"""

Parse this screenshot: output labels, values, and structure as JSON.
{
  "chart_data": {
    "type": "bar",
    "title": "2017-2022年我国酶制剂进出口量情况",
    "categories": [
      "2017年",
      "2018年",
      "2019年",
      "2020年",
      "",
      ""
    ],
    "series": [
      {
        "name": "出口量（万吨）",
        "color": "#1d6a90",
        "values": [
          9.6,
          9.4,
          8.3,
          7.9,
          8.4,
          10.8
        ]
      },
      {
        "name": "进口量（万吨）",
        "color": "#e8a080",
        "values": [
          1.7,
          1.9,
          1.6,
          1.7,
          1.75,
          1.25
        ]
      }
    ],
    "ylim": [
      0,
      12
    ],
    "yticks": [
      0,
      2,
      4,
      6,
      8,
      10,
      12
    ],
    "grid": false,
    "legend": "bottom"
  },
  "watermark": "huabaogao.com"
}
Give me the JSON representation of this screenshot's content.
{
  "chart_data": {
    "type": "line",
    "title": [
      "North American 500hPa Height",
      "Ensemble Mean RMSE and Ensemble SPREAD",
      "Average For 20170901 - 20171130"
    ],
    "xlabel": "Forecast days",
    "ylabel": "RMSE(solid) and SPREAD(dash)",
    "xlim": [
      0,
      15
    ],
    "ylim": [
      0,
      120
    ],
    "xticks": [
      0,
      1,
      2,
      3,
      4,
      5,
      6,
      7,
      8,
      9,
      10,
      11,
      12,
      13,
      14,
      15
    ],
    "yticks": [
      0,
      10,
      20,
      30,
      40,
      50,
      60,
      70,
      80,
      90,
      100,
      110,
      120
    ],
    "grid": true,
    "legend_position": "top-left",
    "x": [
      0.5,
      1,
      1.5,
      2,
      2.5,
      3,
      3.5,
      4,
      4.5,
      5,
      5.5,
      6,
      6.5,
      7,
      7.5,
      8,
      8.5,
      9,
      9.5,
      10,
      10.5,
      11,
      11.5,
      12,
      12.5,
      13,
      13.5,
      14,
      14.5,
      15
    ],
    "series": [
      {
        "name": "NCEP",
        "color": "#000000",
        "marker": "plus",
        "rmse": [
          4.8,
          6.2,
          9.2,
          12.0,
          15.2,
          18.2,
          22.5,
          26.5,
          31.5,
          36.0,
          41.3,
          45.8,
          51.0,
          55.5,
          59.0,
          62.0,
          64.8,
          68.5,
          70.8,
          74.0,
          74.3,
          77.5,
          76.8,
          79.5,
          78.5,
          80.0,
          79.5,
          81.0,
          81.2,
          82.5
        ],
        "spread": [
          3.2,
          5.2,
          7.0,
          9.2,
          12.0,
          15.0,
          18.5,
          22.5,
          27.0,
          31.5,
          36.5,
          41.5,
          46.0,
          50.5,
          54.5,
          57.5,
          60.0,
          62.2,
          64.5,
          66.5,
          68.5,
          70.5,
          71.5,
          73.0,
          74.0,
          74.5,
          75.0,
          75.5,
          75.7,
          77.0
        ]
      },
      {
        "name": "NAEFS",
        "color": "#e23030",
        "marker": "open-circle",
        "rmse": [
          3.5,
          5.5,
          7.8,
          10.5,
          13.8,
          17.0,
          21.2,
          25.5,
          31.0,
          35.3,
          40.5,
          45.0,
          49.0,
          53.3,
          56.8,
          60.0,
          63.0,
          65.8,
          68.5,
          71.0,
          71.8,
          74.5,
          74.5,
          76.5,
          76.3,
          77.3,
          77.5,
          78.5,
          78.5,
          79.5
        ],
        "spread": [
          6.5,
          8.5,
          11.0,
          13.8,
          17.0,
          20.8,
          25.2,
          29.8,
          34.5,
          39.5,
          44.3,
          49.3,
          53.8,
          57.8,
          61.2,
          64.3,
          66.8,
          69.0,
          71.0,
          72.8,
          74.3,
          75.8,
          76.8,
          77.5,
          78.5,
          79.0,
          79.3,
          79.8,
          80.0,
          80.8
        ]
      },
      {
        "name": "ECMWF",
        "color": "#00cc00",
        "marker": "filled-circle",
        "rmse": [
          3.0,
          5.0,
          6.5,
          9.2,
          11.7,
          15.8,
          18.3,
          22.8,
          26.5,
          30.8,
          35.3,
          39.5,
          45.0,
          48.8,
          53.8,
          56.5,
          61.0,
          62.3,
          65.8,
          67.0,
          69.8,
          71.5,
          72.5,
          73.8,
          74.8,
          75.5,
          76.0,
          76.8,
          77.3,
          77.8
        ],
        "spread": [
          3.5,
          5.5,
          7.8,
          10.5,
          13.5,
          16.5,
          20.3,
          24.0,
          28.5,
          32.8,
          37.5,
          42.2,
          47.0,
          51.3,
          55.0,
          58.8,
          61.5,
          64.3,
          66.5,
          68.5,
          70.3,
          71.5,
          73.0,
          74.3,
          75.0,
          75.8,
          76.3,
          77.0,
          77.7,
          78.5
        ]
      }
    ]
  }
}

"""

Check each line of the records for the string "circle" and state how many lines contain it. Give only the number.

2